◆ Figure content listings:
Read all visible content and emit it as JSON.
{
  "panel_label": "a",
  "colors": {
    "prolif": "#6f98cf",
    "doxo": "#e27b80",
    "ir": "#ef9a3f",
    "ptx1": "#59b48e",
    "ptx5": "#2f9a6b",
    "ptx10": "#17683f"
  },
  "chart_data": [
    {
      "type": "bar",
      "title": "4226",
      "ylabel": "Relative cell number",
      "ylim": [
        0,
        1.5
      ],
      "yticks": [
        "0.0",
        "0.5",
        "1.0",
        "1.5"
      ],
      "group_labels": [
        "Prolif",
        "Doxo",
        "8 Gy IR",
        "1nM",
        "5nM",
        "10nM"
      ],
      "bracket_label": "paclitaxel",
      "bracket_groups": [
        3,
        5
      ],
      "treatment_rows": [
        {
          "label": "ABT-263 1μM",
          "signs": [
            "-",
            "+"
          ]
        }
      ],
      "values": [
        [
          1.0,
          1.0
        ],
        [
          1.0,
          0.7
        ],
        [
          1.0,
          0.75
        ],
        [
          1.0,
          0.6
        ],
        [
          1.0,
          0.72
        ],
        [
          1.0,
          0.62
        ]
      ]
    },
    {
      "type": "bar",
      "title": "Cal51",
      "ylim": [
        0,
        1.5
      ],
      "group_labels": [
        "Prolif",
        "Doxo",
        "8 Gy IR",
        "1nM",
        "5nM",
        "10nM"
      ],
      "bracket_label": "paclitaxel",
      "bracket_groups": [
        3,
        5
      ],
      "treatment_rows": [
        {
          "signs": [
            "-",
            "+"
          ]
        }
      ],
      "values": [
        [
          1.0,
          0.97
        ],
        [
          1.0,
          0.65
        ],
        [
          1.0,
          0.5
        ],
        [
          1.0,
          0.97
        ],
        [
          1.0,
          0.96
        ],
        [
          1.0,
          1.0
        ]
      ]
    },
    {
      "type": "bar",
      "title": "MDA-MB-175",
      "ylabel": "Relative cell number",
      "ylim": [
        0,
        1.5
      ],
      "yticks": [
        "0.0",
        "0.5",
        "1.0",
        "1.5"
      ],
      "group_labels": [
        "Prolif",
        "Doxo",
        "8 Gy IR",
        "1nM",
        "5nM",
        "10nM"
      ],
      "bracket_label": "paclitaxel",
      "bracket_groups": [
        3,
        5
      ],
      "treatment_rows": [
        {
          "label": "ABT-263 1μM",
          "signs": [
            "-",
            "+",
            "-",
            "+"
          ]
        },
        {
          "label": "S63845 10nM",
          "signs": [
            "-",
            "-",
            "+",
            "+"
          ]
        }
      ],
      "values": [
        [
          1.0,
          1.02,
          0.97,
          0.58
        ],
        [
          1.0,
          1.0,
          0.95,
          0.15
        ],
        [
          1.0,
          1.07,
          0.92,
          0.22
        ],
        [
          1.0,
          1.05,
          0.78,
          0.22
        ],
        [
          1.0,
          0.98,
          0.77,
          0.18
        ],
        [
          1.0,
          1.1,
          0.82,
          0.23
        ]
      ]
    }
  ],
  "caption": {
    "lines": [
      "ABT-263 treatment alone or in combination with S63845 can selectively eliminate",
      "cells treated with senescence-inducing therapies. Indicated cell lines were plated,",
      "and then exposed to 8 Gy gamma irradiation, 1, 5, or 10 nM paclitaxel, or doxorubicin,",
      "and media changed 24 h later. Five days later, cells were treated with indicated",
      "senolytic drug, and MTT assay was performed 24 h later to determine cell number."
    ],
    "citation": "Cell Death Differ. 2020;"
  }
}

◆ Task prompt: Lines from the entries that contain the word "with" are what the answer must hold.

◆ The completed task:
      "ABT-263 treatment alone or in combination with S63845 can selectively eliminate",
      "cells treated with senescence-inducing therapies. Indicated cell lines were plated,",
      "and media changed 24 h later. Five days later, cells were treated with indicated",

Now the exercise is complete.